> WHAT IS ASKED
Work out how many lines hold the string "sejtet". The answer is a single number, nothing more.

(Excerpts from a figure dataset)

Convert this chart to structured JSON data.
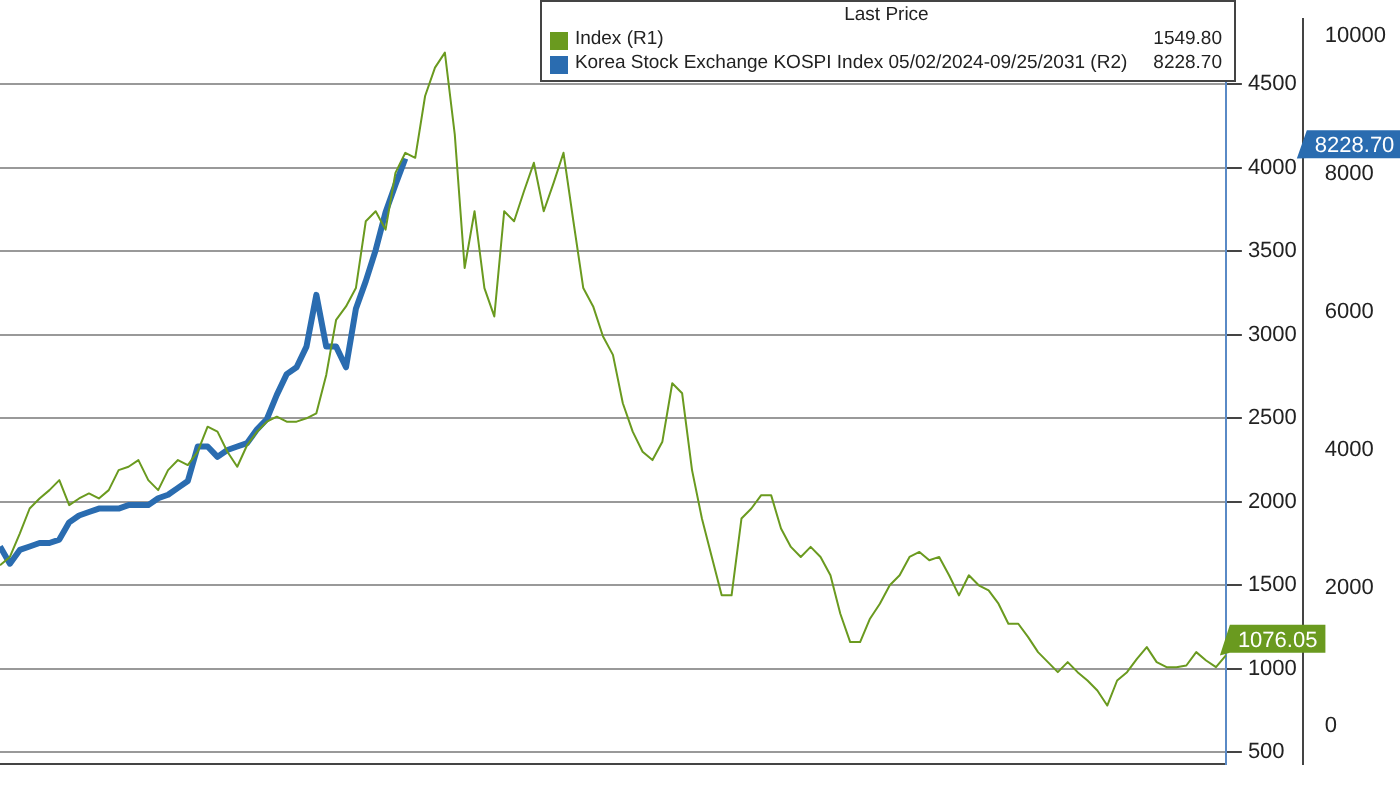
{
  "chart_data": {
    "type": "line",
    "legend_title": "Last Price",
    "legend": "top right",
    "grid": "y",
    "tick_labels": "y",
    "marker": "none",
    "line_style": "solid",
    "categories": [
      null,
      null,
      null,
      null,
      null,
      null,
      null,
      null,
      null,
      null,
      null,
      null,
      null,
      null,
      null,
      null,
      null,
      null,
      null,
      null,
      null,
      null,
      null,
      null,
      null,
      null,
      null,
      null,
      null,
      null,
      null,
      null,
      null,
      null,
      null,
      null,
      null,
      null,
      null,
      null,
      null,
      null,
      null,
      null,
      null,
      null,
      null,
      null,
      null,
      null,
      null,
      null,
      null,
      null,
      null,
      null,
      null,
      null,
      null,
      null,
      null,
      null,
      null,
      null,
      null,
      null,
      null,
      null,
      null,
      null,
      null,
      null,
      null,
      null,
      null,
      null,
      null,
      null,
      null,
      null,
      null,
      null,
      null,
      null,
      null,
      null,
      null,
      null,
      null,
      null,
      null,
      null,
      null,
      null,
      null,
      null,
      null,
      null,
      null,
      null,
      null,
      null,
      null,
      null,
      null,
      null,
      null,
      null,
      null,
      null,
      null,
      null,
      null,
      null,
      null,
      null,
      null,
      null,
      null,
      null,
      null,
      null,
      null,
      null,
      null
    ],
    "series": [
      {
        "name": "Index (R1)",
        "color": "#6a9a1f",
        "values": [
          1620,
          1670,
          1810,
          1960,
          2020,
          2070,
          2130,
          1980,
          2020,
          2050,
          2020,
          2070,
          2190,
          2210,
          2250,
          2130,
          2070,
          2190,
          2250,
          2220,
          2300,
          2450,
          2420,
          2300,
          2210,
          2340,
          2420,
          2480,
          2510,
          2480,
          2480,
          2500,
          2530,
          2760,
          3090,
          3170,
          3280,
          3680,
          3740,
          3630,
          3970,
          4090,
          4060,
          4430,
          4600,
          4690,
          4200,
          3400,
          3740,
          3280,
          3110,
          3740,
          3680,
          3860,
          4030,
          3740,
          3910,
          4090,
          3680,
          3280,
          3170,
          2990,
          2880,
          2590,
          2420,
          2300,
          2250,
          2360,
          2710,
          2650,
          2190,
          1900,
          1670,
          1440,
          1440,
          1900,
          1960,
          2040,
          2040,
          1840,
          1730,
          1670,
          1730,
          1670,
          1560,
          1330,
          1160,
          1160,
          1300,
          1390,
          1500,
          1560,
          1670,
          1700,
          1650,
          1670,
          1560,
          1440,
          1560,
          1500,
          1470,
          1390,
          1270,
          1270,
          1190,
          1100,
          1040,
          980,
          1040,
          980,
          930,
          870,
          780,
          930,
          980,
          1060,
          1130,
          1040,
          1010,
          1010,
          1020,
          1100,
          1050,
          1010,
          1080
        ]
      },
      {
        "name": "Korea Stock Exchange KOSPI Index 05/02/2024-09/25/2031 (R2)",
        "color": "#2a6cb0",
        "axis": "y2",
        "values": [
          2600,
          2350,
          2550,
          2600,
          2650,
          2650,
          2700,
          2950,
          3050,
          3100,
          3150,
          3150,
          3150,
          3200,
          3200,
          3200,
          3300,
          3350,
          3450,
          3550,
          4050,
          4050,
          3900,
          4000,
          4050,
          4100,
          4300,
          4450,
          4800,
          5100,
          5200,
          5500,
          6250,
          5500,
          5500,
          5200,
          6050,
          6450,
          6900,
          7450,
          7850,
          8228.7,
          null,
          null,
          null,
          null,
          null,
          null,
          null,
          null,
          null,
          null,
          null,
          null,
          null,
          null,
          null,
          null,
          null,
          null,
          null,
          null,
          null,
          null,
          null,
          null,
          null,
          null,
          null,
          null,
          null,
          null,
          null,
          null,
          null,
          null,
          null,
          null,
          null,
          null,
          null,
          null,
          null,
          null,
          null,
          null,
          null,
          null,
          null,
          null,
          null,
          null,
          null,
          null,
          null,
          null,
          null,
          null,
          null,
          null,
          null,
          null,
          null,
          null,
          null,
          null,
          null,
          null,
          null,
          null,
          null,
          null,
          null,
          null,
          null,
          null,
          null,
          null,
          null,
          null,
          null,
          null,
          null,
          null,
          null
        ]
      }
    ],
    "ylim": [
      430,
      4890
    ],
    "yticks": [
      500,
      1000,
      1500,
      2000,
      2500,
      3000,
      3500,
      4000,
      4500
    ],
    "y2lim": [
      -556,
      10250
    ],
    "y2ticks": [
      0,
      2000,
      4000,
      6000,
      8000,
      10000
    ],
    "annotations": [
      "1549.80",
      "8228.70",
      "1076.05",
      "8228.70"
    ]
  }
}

* * *

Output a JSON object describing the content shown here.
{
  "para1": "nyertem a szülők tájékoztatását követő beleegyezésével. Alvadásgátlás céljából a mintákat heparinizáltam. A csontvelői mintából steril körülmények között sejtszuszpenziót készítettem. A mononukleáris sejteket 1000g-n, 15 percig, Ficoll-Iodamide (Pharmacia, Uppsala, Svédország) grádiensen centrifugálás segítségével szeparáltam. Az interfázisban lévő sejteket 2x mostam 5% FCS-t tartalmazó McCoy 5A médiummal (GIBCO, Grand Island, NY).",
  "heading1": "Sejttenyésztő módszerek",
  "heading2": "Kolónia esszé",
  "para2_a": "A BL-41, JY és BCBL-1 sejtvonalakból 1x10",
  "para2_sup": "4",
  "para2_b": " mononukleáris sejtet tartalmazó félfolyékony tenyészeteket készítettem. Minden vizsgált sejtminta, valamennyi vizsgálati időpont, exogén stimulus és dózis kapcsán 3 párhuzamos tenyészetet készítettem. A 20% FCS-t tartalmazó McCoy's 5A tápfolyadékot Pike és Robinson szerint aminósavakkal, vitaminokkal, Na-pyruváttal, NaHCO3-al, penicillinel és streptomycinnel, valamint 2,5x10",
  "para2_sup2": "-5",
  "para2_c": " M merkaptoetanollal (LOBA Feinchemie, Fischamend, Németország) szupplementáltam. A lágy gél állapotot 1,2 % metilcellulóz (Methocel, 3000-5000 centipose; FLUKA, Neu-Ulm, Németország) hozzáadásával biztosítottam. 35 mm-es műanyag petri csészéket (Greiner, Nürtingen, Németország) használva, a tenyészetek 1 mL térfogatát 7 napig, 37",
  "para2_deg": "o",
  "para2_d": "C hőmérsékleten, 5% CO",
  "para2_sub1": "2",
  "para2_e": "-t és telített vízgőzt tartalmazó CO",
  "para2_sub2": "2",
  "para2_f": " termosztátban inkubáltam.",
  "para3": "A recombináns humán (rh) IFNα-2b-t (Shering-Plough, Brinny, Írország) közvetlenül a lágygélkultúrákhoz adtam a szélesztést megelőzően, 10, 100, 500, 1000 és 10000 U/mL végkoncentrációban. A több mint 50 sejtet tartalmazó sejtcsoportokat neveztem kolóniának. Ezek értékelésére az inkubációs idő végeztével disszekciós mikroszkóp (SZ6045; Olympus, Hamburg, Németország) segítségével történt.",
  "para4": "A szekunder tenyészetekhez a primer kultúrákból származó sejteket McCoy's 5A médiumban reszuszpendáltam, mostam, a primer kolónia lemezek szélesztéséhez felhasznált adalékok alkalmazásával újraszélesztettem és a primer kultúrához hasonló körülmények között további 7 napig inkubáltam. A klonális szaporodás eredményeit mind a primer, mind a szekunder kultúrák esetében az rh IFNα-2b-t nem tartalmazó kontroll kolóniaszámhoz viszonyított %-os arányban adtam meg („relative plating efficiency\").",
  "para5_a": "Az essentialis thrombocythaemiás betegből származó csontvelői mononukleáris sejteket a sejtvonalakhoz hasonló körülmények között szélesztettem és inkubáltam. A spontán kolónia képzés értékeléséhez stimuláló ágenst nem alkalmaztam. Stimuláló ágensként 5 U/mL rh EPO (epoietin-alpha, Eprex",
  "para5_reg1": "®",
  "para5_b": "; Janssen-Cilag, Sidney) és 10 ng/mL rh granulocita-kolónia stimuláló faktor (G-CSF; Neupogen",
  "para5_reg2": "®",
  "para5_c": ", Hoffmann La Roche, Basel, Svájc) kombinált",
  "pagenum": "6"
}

> COMPLETE OUTPUT
2